** start Dataset content **

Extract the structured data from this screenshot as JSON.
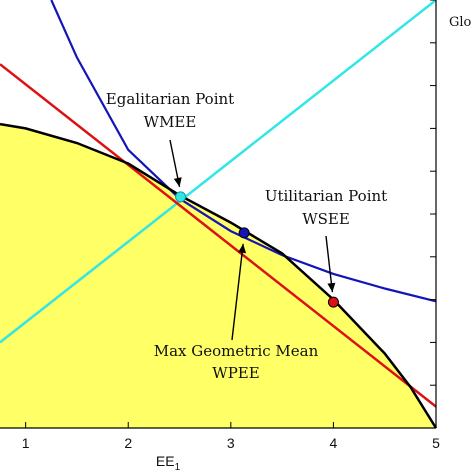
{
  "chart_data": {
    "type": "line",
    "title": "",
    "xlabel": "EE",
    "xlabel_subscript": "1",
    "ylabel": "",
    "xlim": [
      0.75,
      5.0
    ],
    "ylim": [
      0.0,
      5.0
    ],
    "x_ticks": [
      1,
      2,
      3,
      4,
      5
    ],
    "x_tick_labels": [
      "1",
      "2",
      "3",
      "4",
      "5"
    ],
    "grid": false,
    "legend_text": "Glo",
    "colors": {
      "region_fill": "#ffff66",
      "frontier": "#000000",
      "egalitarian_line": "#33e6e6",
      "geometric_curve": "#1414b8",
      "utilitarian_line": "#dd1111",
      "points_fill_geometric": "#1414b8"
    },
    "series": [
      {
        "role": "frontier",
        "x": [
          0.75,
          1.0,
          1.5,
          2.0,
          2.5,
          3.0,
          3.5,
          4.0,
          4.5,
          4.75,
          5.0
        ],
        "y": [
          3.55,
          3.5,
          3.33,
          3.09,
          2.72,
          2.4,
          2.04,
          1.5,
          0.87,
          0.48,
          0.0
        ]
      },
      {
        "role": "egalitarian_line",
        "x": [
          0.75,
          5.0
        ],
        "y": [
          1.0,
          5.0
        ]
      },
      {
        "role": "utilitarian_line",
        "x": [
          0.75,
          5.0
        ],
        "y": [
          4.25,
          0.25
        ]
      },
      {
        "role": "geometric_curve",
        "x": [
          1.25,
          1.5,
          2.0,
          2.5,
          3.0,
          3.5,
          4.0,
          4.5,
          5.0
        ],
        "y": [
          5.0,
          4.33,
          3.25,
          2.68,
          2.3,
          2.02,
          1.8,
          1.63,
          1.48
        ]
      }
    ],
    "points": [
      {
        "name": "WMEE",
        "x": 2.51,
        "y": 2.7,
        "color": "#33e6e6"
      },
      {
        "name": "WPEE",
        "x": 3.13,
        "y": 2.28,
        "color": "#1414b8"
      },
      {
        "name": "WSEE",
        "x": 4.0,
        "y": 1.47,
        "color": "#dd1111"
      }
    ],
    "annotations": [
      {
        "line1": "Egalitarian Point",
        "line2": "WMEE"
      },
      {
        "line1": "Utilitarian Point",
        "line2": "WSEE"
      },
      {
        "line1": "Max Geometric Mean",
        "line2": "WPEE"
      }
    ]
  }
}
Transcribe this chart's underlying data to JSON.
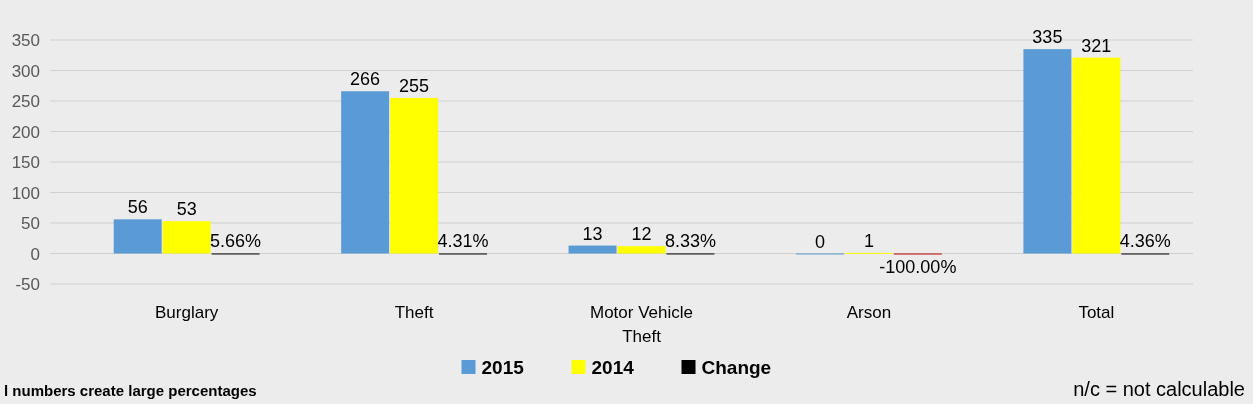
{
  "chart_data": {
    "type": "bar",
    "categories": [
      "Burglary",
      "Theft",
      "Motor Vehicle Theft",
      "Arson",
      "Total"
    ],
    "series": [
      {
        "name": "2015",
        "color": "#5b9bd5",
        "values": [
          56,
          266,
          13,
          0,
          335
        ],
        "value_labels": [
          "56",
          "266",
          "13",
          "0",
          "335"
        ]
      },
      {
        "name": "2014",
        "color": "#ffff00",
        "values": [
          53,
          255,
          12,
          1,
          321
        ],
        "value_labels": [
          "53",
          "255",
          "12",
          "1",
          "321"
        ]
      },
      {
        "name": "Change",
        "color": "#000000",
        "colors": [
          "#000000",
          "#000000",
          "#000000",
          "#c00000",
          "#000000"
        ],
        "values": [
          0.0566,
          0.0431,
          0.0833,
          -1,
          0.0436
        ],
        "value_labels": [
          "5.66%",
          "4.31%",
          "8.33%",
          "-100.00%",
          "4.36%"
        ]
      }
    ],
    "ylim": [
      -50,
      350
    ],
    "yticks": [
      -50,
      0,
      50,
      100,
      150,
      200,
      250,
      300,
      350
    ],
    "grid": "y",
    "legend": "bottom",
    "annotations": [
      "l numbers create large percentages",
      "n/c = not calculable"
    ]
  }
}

** end Dataset content **

Omit each picture, then return all of the listing exactly as it stands.

Extract the structured data from this screenshot as JSON.
{
  "chart_data": {
    "type": "line",
    "title": "",
    "xlabel": "EE",
    "xlabel_subscript": "1",
    "ylabel": "",
    "xlim": [
      0.75,
      5.0
    ],
    "ylim": [
      0.0,
      5.0
    ],
    "x_ticks": [
      1,
      2,
      3,
      4,
      5
    ],
    "x_tick_labels": [
      "1",
      "2",
      "3",
      "4",
      "5"
    ],
    "grid": false,
    "legend_text": "Glo",
    "colors": {
      "region_fill": "#ffff66",
      "frontier": "#000000",
      "egalitarian_line": "#33e6e6",
      "geometric_curve": "#1414b8",
      "utilitarian_line": "#dd1111",
      "points_fill_geometric": "#1414b8"
    },
    "series": [
      {
        "role": "frontier",
        "x": [
          0.75,
          1.0,
          1.5,
          2.0,
          2.5,
          3.0,
          3.5,
          4.0,
          4.5,
          4.75,
          5.0
        ],
        "y": [
          3.55,
          3.5,
          3.33,
          3.09,
          2.72,
          2.4,
          2.04,
          1.5,
          0.87,
          0.48,
          0.0
        ]
      },
      {
        "role": "egalitarian_line",
        "x": [
          0.75,
          5.0
        ],
        "y": [
          1.0,
          5.0
        ]
      },
      {
        "role": "utilitarian_line",
        "x": [
          0.75,
          5.0
        ],
        "y": [
          4.25,
          0.25
        ]
      },
      {
        "role": "geometric_curve",
        "x": [
          1.25,
          1.5,
          2.0,
          2.5,
          3.0,
          3.5,
          4.0,
          4.5,
          5.0
        ],
        "y": [
          5.0,
          4.33,
          3.25,
          2.68,
          2.3,
          2.02,
          1.8,
          1.63,
          1.48
        ]
      }
    ],
    "points": [
      {
        "name": "WMEE",
        "x": 2.51,
        "y": 2.7,
        "color": "#33e6e6"
      },
      {
        "name": "WPEE",
        "x": 3.13,
        "y": 2.28,
        "color": "#1414b8"
      },
      {
        "name": "WSEE",
        "x": 4.0,
        "y": 1.47,
        "color": "#dd1111"
      }
    ],
    "annotations": [
      {
        "line1": "Egalitarian Point",
        "line2": "WMEE"
      },
      {
        "line1": "Utilitarian Point",
        "line2": "WSEE"
      },
      {
        "line1": "Max Geometric Mean",
        "line2": "WPEE"
      }
    ]
  }
}
Transcribe this chart's underlying data to JSON.
{
  "chart_data": {
    "type": "bar",
    "categories": [
      "Burglary",
      "Theft",
      "Motor Vehicle Theft",
      "Arson",
      "Total"
    ],
    "series": [
      {
        "name": "2015",
        "color": "#5b9bd5",
        "values": [
          56,
          266,
          13,
          0,
          335
        ],
        "value_labels": [
          "56",
          "266",
          "13",
          "0",
          "335"
        ]
      },
      {
        "name": "2014",
        "color": "#ffff00",
        "values": [
          53,
          255,
          12,
          1,
          321
        ],
        "value_labels": [
          "53",
          "255",
          "12",
          "1",
          "321"
        ]
      },
      {
        "name": "Change",
        "color": "#000000",
        "colors": [
          "#000000",
          "#000000",
          "#000000",
          "#c00000",
          "#000000"
        ],
        "values": [
          0.0566,
          0.0431,
          0.0833,
          -1,
          0.0436
        ],
        "value_labels": [
          "5.66%",
          "4.31%",
          "8.33%",
          "-100.00%",
          "4.36%"
        ]
      }
    ],
    "ylim": [
      -50,
      350
    ],
    "yticks": [
      -50,
      0,
      50,
      100,
      150,
      200,
      250,
      300,
      350
    ],
    "grid": "y",
    "legend": "bottom",
    "annotations": [
      "l numbers create large percentages",
      "n/c = not calculable"
    ]
  }
}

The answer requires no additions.